• Challenge:
From the entries below, extract every line that includes the word "Firms".

• Exercise input:
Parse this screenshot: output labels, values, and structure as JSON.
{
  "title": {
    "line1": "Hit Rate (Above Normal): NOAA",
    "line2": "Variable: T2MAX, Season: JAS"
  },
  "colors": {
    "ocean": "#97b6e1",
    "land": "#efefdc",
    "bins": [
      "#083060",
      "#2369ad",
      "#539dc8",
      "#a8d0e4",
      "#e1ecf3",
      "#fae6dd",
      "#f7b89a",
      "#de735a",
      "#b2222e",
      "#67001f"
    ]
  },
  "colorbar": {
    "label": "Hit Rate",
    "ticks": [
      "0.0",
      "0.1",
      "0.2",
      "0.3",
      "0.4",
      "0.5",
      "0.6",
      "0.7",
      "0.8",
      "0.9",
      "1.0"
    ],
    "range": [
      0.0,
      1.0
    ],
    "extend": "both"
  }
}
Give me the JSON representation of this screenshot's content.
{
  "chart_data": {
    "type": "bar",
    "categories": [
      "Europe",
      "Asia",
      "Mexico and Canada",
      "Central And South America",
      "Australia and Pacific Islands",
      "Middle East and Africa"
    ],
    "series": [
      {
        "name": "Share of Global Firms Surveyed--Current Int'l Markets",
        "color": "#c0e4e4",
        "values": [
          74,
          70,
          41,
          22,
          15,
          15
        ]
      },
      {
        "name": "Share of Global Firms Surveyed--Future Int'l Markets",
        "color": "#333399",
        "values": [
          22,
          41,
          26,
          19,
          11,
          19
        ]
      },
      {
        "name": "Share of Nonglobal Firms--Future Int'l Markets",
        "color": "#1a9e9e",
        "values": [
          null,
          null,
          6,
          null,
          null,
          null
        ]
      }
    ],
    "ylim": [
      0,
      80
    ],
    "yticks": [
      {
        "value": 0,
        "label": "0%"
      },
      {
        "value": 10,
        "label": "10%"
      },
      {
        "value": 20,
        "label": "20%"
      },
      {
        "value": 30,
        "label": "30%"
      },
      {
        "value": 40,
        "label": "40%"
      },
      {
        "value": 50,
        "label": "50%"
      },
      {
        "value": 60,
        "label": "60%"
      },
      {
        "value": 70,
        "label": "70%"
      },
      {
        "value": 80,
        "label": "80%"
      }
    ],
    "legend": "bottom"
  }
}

• Answer below:
        "name": "Share of Global Firms Surveyed--Current Int'l Markets",
        "name": "Share of Global Firms Surveyed--Future Int'l Markets",
        "name": "Share of Nonglobal Firms--Future Int'l Markets",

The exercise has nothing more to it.